◆ DATA LINES:
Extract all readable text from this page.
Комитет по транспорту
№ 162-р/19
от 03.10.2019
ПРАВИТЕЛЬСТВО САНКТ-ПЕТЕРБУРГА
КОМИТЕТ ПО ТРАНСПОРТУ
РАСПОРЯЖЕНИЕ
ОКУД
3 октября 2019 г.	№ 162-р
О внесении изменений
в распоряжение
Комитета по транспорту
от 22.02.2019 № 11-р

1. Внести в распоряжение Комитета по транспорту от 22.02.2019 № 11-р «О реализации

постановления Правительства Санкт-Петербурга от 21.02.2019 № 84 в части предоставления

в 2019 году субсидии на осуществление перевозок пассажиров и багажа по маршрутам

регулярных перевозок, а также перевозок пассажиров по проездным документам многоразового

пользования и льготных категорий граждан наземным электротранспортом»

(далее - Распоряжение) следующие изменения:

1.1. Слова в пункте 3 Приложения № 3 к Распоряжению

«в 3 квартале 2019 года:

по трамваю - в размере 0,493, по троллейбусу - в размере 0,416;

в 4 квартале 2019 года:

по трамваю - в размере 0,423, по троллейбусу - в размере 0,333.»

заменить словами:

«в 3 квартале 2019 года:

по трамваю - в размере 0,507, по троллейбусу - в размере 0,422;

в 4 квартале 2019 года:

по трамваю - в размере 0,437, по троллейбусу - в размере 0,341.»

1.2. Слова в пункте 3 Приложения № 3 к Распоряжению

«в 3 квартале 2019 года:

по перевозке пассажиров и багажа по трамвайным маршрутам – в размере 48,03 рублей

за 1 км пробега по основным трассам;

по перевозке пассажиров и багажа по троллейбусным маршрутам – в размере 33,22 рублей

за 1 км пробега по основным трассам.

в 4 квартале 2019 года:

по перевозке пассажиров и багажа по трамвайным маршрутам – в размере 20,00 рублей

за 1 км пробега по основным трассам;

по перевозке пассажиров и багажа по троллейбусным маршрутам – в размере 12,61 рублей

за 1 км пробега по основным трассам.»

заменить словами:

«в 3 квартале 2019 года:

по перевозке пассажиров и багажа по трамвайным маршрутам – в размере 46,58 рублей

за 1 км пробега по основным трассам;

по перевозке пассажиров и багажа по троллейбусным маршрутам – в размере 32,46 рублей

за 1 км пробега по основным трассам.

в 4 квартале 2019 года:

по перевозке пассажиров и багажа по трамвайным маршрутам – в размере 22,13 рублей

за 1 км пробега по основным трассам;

◆ INSTRUCTIONS FOR THE TASK: Search the material above for "Распоряжению". Pull out each line where it shows up.

◆ REPLY TO THE TASK:
1.1. Слова в пункте 3 Приложения № 3 к Распоряжению
1.2. Слова в пункте 3 Приложения № 3 к Распоряжению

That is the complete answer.